Stated exercise 1: Could you copy, character for character, the listing lines below that run between the line holding "418, 540, 430]" and the line holding "- size-swatches: S", inclusive?

Text excerpt:
+++++

What’s the relationship between following rules and believing in grace? Between moral discipline and Christian freedom?
We’ve been exploring Paul’s response to the Corinthian argument that freedom under the grace of God entails sexual liberty: you can do whatever you want with a clear conscience. Paul, unsurprisingly, takes issue with this, and as we saw in the last post, he explicitly tells them to flee sexual immorality (or, for you Monty Python fans, “Run away! Run away!”).
But that’s not all he says. With the prohibition comes a different kind of command, a more positive one. Here’s Eugene Peterson’s rendering:
There is a sense in which sexual sins are different from all others. In sexual sin we violate the sacredness of our own bodies, these bodies that were made for God-given and God-modeled love, for “becoming one” with another. Or didn’t you realize that your body is a sacred place, the place of the Holy Spirit? Don’t you see that you can’t live however you please, squandering what God paid such a high price for? The physical part of you is not some piece of property belonging to the spiritual part of you. God owns the whole works. So let people see God in and through your body. (1 Cor 6:18-20, The Message)
The typical translation is that each of us is a “temple” of the Holy Spirit. Paul has already used that image for the community as a whole, but here he also applies it to individual believers. I like Peterson’s paraphrase; it connects better with those of us who have no real familiarity with temple worship. Our bodies are “sacred places,” because the Holy Spirit has taken up residence.

+++++

Supplied material:

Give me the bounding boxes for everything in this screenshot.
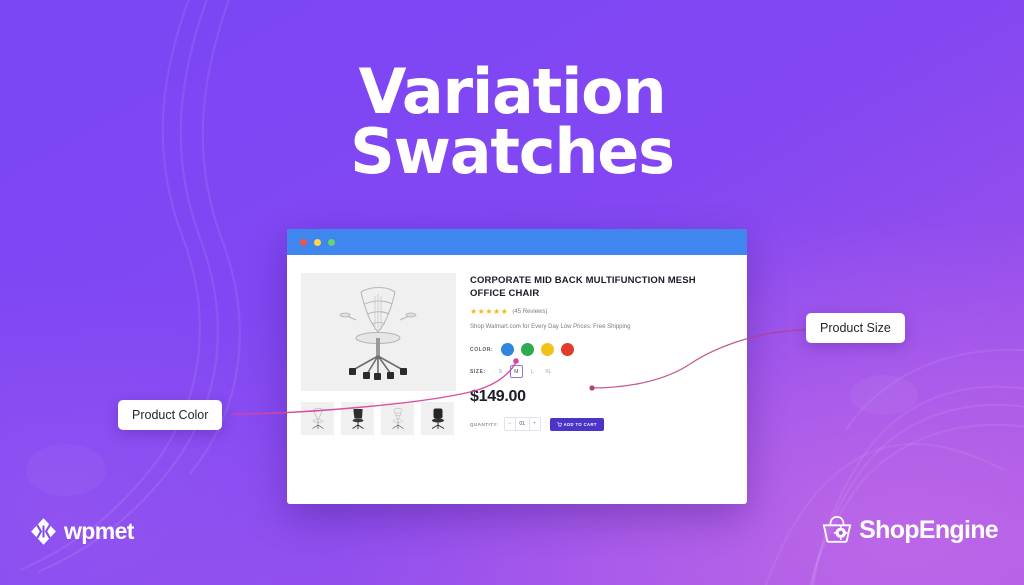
- quantity-increase-button[interactable]: +: [530, 418, 540, 430]
- color-swatch-yellow[interactable]: [541, 343, 554, 356]
- color-swatch-green[interactable]: [521, 343, 534, 356]
- chair-thumb-dark-icon: [427, 407, 449, 431]
- chair-thumb-dark-icon: [347, 407, 369, 431]
- window-close-dot[interactable]: [300, 239, 307, 246]
- thumbnail-item[interactable]: [421, 402, 454, 435]
- color-swatches: [501, 343, 574, 356]
- add-to-cart-label: ADD TO CART: [564, 422, 597, 427]
- quantity-stepper: − 01 +: [504, 417, 541, 431]
- thumbnail-item[interactable]: [341, 402, 374, 435]
- size-option-row: SIZE: S M L XL: [470, 365, 733, 378]
- product-info: CORPORATE MID BACK MULTIFUNCTION MESH OF…: [470, 273, 733, 435]
- color-swatch-blue[interactable]: [501, 343, 514, 356]
- star-rating-icon: ★★★★★: [470, 307, 508, 316]
- browser-window: CORPORATE MID BACK MULTIFUNCTION MESH OF…: [287, 229, 747, 504]
- page-title-line-1: Variation: [0, 62, 1024, 122]
- shopengine-logo-text: ShopEngine: [859, 516, 998, 545]
- thumbnail-item[interactable]: [301, 402, 334, 435]
- size-swatch-s[interactable]: S: [494, 365, 507, 378]
- size-swatch-xl[interactable]: XL: [542, 365, 555, 378]
- chair-illustration: [331, 280, 427, 384]
- wpmet-mark-icon: [30, 518, 57, 545]
- callout-product-color[interactable]: Product Color: [118, 400, 222, 430]
- shopengine-basket-icon: [821, 515, 853, 545]
- product-rating: ★★★★★ (45 Reviews): [470, 307, 733, 316]
- chair-thumb-light-icon: [387, 407, 409, 431]
- product-gallery: [301, 273, 456, 435]
- product-main-image[interactable]: [301, 273, 456, 391]
- size-swatch-l[interactable]: L: [526, 365, 539, 378]
- wpmet-logo[interactable]: wpmet: [30, 518, 134, 545]
- product-price: $149.00: [470, 388, 733, 406]
- cart-row: QUANTITY: − 01 + ADD TO CART: [470, 417, 733, 431]
- chair-thumb-light-icon: [307, 407, 329, 431]
- size-label: SIZE:: [470, 369, 486, 375]
- product-description: Shop Walmart.com for Every Day Low Price…: [470, 323, 733, 332]
- page-title-line-2: Swatches: [0, 122, 1024, 182]
- size-swatches: S M L XL: [494, 365, 555, 378]
- callout-product-size[interactable]: Product Size: [806, 313, 905, 343]
- page-title: Variation Swatches: [0, 62, 1024, 182]
- quantity-value[interactable]: 01: [515, 418, 530, 430]
- color-option-row: COLOR:: [470, 343, 733, 356]
- product-title: CORPORATE MID BACK MULTIFUNCTION MESH OF…: [470, 275, 733, 300]
- thumbnail-list: [301, 402, 456, 435]
- wpmet-logo-text: wpmet: [64, 518, 134, 545]
- window-maximize-dot[interactable]: [328, 239, 335, 246]
- product-page: CORPORATE MID BACK MULTIFUNCTION MESH OF…: [287, 255, 747, 435]
- window-minimize-dot[interactable]: [314, 239, 321, 246]
- color-swatch-red[interactable]: [561, 343, 574, 356]
- browser-titlebar: [287, 229, 747, 255]
- size-swatch-m[interactable]: M: [510, 365, 523, 378]
- add-to-cart-button[interactable]: ADD TO CART: [550, 418, 604, 431]
- quantity-label: QUANTITY:: [470, 422, 499, 427]
- cart-icon: [557, 422, 562, 427]
- thumbnail-item[interactable]: [381, 402, 414, 435]
- color-label: COLOR:: [470, 347, 493, 353]
- review-count[interactable]: (45 Reviews): [512, 309, 547, 315]
- shopengine-logo[interactable]: ShopEngine: [821, 515, 998, 545]
- quantity-decrease-button[interactable]: −: [505, 418, 515, 430]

+++++

Stated exercise 2: Can you carry on the reflection on Paul, grace and the body as a sacred place, picking up right after its last sentence?

Exercise output 1:
- quantity-increase-button[interactable]: +: [530, 418, 540, 430]
- color-swatch-yellow[interactable]: [541, 343, 554, 356]
- color-swatch-green[interactable]: [521, 343, 534, 356]
- chair-thumb-dark-icon: [427, 407, 449, 431]
- chair-thumb-dark-icon: [347, 407, 369, 431]
- window-close-dot[interactable]: [300, 239, 307, 246]
- thumbnail-item[interactable]: [421, 402, 454, 435]
- color-swatches: [501, 343, 574, 356]
- add-to-cart-label: ADD TO CART: [564, 422, 597, 427]
- quantity-stepper: − 01 +: [504, 417, 541, 431]
- thumbnail-item[interactable]: [341, 402, 374, 435]
- size-option-row: SIZE: S M L XL: [470, 365, 733, 378]
- product-info: CORPORATE MID BACK MULTIFUNCTION MESH OF…: [470, 273, 733, 435]
- color-swatch-blue[interactable]: [501, 343, 514, 356]
- star-rating-icon: ★★★★★: [470, 307, 508, 316]
- browser-window: CORPORATE MID BACK MULTIFUNCTION MESH OF…: [287, 229, 747, 504]
- page-title-line-1: Variation: [0, 62, 1024, 122]
- shopengine-logo-text: ShopEngine: [859, 516, 998, 545]
- thumbnail-item[interactable]: [301, 402, 334, 435]
- size-swatch-s[interactable]: S: [494, 365, 507, 378]
- size-swatch-xl[interactable]: XL: [542, 365, 555, 378]
- chair-illustration: [331, 280, 427, 384]
- wpmet-mark-icon: [30, 518, 57, 545]
- callout-product-color[interactable]: Product Color: [118, 400, 222, 430]
- shopengine-basket-icon: [821, 515, 853, 545]
- product-rating: ★★★★★ (45 Reviews): [470, 307, 733, 316]
- chair-thumb-light-icon: [387, 407, 409, 431]
- product-gallery: [301, 273, 456, 435]
- product-main-image[interactable]: [301, 273, 456, 391]
- size-swatch-l[interactable]: L: [526, 365, 539, 378]
- wpmet-logo[interactable]: wpmet: [30, 518, 134, 545]
- product-price: $149.00: [470, 388, 733, 406]
- cart-row: QUANTITY: − 01 + ADD TO CART: [470, 417, 733, 431]
- chair-thumb-light-icon: [307, 407, 329, 431]
- size-label: SIZE:: [470, 369, 486, 375]
- product-description: Shop Walmart.com for Every Day Low Price…: [470, 323, 733, 332]
- page-title-line-2: Swatches: [0, 122, 1024, 182]
- size-swatches: S M L XL: [494, 365, 555, 378]

Exercise output 2:
I don’t know about you, but when I wake up in the morning and look in the bathroom mirror, I don’t say to myself, “Oh, look! There’s a temple of the Holy Spirit!” (I might try that some morning, but I’m afraid I’d just laugh.) Nor do I think that when I look at my wife, or greet friends at church, or listen to our pastor preach.
But would it make a difference if I did?
This is precisely Paul’s point. As theologians sometimes say, Paul’s imperatives (commands) are based on the indicatives (statements of fact): this is how things are, therefore do this. In other words, Paul’s moral instruction assumes that if we understood who we really are, we might not be so quick to take liberties–and this not so much out of fear of the consequences, but out of holy respect.
“God owns the whole works,” and he paid dearly for it. Why? So that he would continue to have a people in whom his character and kingdom would be embodied, a personal reality people can see, touch, and hear. This is not a demand for righteousness imposed from the outside by a distant God, but a life of righteousness empowered from the inside by the very Spirit of God.
Maybe I’ll try it. The next time I’m tempted to sin, I’ll find a mirror, look myself in the eye, and say, “You have been bought with a price; you are a temple of the Holy Spirit.” There’s nothing to lose.
And everything to gain.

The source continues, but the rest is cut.